**AIM:**
Please rewrite the material below as a numbered list with one entry per line. Skip any blank lines and leave the pictures out.

[DATA FOR THE TASK start]

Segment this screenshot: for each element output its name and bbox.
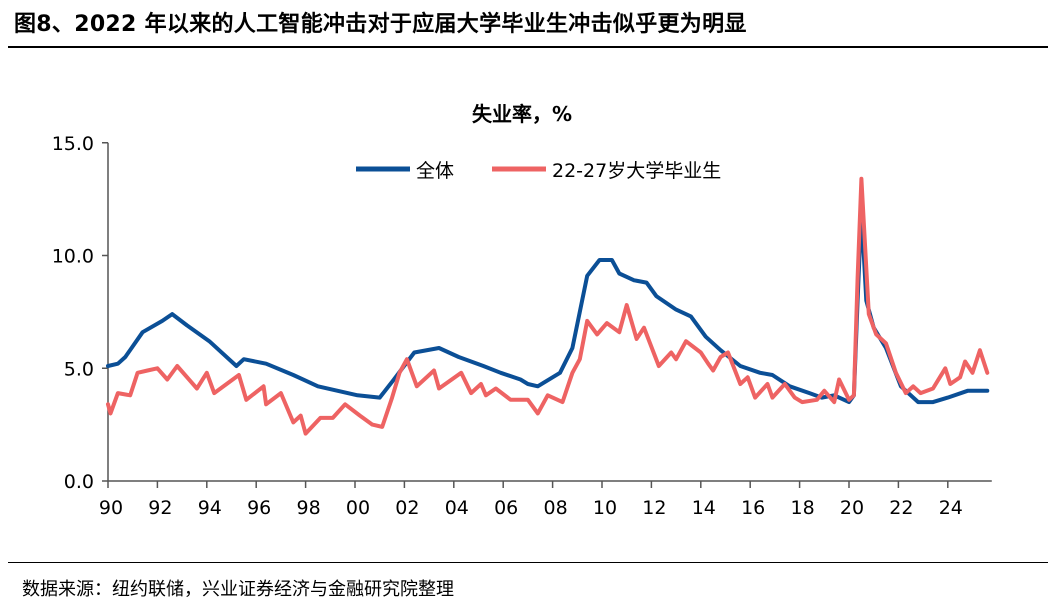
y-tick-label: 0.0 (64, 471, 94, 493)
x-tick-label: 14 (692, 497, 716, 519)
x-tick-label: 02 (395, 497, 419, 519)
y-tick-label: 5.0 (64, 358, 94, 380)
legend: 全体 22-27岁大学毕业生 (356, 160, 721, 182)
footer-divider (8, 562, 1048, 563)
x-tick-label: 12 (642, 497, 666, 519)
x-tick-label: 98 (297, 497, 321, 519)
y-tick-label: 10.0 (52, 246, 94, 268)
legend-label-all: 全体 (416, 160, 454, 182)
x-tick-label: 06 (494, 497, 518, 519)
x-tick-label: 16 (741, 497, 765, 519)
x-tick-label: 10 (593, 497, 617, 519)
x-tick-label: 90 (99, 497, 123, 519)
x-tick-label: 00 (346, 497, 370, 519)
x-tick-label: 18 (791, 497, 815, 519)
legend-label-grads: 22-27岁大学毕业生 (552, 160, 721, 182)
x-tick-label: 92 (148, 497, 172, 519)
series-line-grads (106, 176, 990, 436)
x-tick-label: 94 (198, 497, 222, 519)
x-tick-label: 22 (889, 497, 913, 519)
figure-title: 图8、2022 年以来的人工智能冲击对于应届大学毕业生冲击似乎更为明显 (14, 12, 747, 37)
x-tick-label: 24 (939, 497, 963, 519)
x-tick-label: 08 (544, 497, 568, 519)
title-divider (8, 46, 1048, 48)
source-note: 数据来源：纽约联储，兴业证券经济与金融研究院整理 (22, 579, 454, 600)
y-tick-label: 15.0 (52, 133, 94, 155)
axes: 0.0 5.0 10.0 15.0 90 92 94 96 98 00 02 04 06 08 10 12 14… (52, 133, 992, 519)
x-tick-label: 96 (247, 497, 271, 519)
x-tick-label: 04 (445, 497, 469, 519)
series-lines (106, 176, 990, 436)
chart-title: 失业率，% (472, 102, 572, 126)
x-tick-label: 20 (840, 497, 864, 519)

[DATA FOR THE TASK end]

**THE OUTPUT:**
1. Segment this screenshot: for each element output its name and bbox.
2. y-tick-label: 0.0 (64, 471, 94, 493)
3. x-tick-label: 14 (692, 497, 716, 519)
4. x-tick-label: 02 (395, 497, 419, 519)
5. y-tick-label: 5.0 (64, 358, 94, 380)
6. legend: 全体 22-27岁大学毕业生 (356, 160, 721, 182)
7. footer-divider (8, 562, 1048, 563)
8. x-tick-label: 12 (642, 497, 666, 519)
9. x-tick-label: 98 (297, 497, 321, 519)
10. y-tick-label: 10.0 (52, 246, 94, 268)
11. legend-label-all: 全体 (416, 160, 454, 182)
12. x-tick-label: 06 (494, 497, 518, 519)
13. x-tick-label: 16 (741, 497, 765, 519)
14. x-tick-label: 10 (593, 497, 617, 519)
15. x-tick-label: 90 (99, 497, 123, 519)
16. x-tick-label: 00 (346, 497, 370, 519)
17. x-tick-label: 18 (791, 497, 815, 519)
18. legend-label-grads: 22-27岁大学毕业生 (552, 160, 721, 182)
19. x-tick-label: 92 (148, 497, 172, 519)
20. series-line-grads (106, 176, 990, 436)
21. x-tick-label: 94 (198, 497, 222, 519)
22. x-tick-label: 22 (889, 497, 913, 519)
23. figure-title: 图8、2022 年以来的人工智能冲击对于应届大学毕业生冲击似乎更为明显 (14, 12, 747, 37)
24. x-tick-label: 24 (939, 497, 963, 519)
25. x-tick-label: 08 (544, 497, 568, 519)
26. title-divider (8, 46, 1048, 48)
27. source-note: 数据来源：纽约联储，兴业证券经济与金融研究院整理 (22, 579, 454, 600)
28. y-tick-label: 15.0 (52, 133, 94, 155)
29. axes: 0.0 5.0 10.0 15.0 90 92 94 96 98 00 02 04 06 08 10 12 14… (52, 133, 992, 519)
30. x-tick-label: 96 (247, 497, 271, 519)
31. x-tick-label: 04 (445, 497, 469, 519)
32. series-lines (106, 176, 990, 436)
33. chart-title: 失业率，% (472, 102, 572, 126)
34. x-tick-label: 20 (840, 497, 864, 519)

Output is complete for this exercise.